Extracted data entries
--*--

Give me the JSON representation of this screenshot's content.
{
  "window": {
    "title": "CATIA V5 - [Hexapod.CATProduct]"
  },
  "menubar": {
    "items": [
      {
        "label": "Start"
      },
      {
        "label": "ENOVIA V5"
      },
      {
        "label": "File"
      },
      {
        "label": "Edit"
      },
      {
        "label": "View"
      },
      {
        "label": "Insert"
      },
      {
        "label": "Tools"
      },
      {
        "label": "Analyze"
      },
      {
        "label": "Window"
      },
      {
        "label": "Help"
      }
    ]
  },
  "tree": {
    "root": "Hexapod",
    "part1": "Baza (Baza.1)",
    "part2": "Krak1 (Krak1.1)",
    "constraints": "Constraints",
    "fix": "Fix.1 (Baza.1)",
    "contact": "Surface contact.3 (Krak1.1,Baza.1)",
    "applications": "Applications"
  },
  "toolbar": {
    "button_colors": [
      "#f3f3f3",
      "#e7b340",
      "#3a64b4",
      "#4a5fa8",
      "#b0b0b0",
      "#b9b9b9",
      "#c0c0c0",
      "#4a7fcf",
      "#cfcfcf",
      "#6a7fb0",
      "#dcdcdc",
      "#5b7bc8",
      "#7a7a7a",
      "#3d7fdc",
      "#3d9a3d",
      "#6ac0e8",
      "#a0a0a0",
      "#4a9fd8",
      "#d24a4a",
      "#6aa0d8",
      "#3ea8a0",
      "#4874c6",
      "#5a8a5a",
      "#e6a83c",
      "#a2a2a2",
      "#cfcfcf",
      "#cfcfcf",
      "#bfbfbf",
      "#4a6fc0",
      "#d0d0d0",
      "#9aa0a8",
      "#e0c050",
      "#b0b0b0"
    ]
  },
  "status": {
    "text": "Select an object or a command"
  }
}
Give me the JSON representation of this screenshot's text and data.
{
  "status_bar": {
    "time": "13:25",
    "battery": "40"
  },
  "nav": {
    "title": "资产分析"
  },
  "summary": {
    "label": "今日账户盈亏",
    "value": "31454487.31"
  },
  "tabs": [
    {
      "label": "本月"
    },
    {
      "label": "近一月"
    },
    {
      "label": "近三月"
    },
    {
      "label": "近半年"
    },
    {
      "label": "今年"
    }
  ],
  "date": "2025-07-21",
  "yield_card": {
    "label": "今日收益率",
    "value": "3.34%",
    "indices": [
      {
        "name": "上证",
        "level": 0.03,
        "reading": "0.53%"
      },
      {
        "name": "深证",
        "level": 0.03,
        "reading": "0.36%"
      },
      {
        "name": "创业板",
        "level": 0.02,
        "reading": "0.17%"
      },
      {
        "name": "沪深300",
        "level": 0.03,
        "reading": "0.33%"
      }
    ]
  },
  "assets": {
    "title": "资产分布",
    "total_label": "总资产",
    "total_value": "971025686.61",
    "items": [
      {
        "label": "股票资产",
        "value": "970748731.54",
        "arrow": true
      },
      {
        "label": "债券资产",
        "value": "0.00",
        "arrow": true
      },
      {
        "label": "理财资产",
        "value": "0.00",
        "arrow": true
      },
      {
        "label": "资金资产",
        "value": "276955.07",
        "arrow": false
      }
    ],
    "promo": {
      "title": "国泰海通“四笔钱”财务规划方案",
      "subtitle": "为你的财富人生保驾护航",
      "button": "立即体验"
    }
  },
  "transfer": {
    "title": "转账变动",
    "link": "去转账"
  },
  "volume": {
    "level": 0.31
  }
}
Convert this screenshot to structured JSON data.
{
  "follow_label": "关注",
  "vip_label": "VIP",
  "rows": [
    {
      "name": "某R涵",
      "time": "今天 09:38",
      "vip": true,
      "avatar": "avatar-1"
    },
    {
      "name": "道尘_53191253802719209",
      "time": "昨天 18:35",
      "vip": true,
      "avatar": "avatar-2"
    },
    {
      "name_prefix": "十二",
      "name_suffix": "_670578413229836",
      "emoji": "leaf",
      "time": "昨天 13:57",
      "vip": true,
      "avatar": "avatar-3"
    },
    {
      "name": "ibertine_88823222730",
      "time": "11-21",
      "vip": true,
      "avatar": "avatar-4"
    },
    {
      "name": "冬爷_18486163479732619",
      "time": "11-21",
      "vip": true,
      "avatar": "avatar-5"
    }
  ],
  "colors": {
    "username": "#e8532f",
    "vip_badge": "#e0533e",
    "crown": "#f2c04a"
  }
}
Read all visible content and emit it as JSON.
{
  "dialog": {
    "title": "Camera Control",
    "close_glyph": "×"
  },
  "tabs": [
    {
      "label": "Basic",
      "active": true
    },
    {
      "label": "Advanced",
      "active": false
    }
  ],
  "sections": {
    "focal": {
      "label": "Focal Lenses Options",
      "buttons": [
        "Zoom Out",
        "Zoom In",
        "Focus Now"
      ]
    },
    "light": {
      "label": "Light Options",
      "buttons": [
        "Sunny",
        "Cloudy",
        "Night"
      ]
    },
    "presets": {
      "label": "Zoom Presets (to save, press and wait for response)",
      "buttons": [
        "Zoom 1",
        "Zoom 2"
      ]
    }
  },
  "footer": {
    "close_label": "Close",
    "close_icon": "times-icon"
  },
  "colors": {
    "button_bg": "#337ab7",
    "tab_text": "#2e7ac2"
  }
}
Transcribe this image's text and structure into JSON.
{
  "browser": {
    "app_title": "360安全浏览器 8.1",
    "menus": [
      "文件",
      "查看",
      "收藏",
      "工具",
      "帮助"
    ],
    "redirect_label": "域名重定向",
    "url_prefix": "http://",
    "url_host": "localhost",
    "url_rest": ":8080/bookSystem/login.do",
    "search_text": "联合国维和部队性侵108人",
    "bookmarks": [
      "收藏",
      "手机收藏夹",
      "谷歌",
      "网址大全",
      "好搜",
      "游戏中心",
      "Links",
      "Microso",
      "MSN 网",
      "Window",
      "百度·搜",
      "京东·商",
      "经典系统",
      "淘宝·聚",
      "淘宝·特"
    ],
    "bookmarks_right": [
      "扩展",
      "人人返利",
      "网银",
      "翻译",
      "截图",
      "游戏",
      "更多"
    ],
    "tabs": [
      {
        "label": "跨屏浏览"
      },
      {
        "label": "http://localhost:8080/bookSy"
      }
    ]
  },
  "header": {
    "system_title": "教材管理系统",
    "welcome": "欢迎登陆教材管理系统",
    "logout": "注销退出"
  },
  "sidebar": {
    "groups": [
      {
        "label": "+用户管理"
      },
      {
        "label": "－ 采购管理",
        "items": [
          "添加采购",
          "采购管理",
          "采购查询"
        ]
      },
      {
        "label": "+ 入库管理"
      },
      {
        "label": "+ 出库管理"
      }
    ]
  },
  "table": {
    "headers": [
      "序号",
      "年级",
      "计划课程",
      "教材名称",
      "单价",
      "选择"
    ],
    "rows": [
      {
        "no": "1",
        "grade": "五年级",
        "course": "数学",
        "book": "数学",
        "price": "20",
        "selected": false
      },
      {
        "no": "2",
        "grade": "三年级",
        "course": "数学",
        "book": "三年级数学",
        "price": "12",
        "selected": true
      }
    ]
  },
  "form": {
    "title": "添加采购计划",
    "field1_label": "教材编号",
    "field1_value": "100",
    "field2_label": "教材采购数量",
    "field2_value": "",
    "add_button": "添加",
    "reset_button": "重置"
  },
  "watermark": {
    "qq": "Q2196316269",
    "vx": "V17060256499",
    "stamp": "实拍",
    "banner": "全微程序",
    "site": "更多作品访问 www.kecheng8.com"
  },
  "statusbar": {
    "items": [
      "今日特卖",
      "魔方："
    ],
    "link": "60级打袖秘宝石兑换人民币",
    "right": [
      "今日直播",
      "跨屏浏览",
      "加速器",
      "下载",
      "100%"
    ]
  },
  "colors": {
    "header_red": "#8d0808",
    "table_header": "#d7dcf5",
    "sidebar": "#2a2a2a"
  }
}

--*--

▶ EXERCISE DESCRIPTION: Pick out and copy the lines of the entries that hold the string "false".

▶ RESULT OF THIS TASK:
        "arrow": false
      "active": false
        "selected": false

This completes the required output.